## What to work on
Find and return each line containing "Orazio".

## Records
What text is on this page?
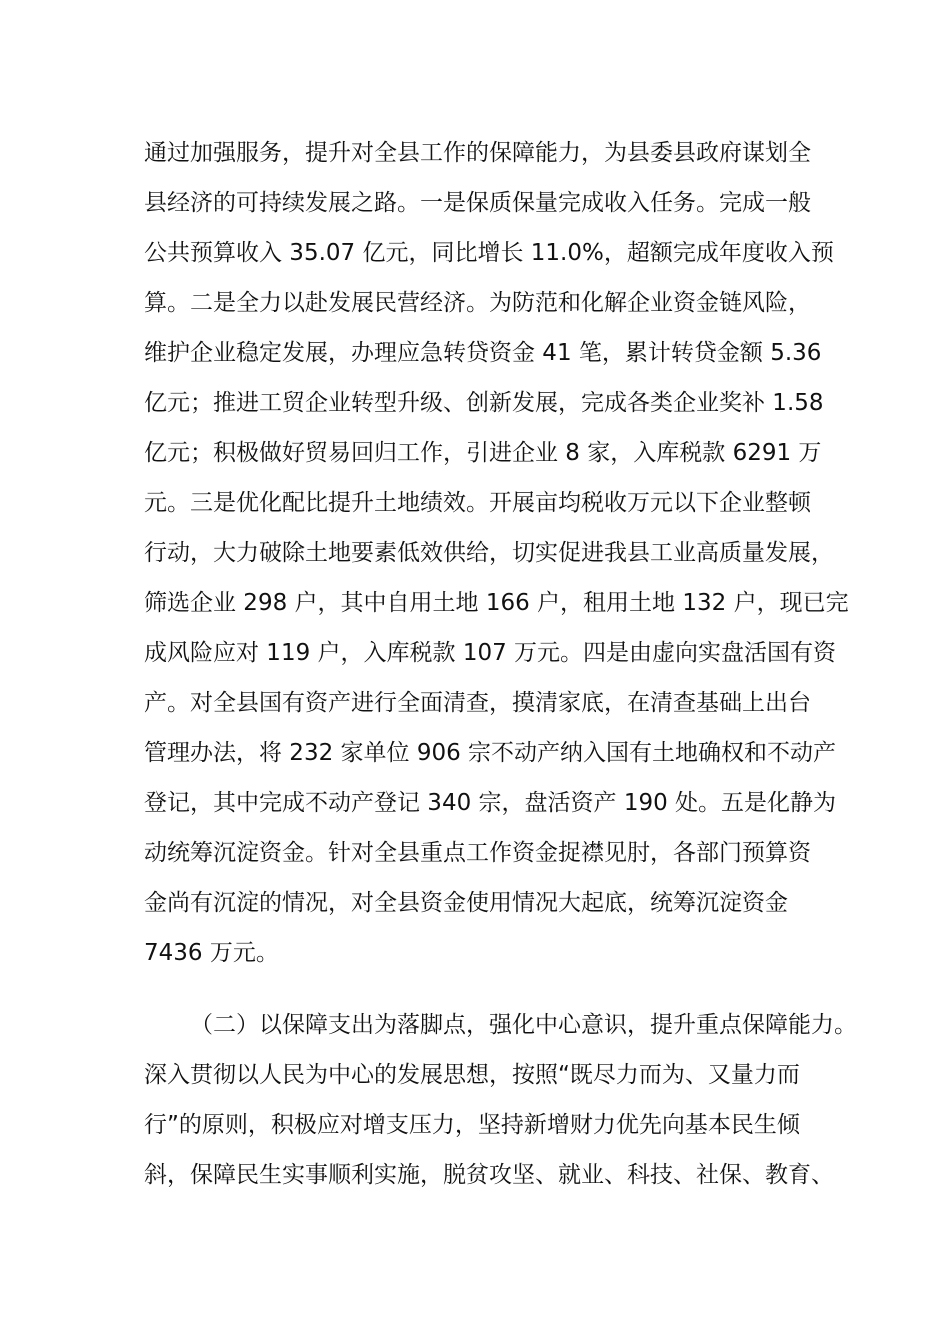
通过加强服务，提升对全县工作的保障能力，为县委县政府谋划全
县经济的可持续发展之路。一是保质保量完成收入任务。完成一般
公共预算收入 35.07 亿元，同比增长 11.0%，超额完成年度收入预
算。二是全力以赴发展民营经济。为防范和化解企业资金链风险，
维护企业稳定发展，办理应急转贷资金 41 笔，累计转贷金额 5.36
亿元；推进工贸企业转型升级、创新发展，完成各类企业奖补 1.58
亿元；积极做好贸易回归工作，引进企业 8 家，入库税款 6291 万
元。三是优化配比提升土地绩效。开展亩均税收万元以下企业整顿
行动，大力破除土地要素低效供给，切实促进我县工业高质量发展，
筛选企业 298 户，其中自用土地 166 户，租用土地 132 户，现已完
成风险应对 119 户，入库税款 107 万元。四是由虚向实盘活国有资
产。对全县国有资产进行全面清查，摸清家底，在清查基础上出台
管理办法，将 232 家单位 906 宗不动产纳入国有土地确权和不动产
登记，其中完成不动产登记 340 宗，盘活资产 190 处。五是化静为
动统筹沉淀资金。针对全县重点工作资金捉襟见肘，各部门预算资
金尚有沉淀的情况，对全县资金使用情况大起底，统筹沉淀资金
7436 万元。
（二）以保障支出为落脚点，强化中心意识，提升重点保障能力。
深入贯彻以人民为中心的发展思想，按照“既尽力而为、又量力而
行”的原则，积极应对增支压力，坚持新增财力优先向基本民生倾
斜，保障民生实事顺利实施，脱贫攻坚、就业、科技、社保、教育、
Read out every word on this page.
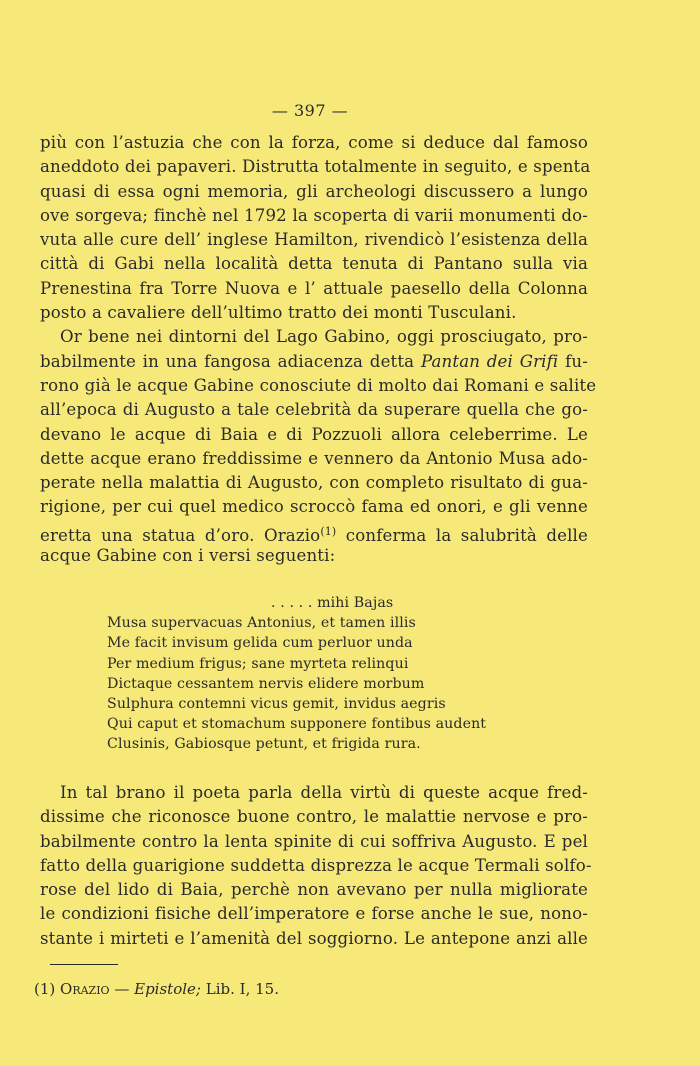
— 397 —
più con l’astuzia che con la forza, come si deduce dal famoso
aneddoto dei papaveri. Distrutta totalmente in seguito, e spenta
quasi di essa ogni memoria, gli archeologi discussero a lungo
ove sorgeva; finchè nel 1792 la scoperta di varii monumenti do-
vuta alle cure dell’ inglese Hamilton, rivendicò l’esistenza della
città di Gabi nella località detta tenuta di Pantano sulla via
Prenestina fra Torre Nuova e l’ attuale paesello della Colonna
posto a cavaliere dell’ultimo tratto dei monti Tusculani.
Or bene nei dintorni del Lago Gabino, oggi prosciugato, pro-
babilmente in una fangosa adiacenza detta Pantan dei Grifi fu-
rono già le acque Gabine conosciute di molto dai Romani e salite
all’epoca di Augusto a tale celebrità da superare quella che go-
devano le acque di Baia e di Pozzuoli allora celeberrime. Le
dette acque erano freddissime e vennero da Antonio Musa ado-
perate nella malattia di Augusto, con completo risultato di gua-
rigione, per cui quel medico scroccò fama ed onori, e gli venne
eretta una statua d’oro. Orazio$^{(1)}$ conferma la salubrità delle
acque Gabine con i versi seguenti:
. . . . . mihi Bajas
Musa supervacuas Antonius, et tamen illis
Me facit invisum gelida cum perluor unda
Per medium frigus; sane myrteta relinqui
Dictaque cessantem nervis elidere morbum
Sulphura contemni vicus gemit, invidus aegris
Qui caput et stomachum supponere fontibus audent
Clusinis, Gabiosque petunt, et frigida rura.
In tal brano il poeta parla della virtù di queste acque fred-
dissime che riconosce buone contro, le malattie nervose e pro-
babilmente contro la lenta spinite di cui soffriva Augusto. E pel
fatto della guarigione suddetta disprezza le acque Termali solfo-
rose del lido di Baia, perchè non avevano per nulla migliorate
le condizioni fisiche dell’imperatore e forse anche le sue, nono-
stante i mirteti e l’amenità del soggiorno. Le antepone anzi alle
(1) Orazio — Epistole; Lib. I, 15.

---

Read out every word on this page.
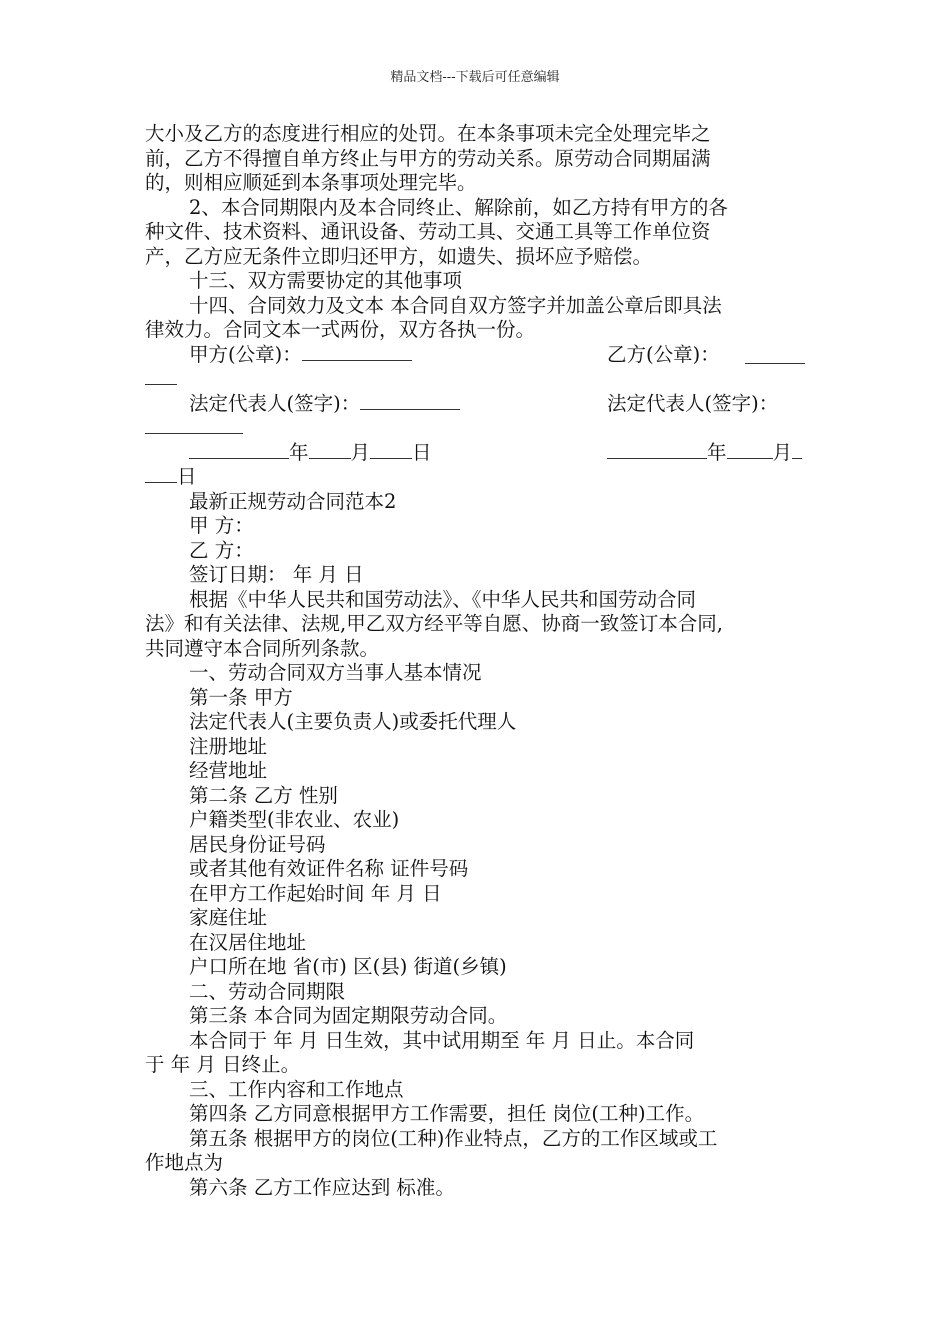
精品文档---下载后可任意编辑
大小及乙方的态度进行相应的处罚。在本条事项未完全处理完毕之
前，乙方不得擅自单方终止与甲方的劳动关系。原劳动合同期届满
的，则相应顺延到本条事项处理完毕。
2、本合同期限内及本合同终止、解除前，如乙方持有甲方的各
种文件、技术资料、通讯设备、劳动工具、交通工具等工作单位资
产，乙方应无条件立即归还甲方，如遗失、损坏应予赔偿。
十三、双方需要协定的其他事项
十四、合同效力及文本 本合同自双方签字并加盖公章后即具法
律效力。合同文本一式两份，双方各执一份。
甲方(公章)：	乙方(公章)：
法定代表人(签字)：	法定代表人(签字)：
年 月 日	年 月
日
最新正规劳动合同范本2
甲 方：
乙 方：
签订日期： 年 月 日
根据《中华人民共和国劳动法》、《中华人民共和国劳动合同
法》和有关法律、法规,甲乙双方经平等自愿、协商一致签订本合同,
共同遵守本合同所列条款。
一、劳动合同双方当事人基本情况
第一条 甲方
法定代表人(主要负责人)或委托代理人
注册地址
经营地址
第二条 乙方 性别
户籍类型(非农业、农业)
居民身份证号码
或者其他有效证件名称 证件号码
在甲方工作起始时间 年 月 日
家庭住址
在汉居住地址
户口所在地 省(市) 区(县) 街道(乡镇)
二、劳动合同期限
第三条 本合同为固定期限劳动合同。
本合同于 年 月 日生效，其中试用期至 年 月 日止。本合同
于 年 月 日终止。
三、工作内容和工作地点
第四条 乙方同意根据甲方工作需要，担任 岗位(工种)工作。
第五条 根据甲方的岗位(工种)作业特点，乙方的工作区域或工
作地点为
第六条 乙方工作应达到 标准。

## Written solution
eretta una statua d’oro. Orazio$^{(1)}$ conferma la salubrità delle
(1) Orazio — Epistole; Lib. I, 15.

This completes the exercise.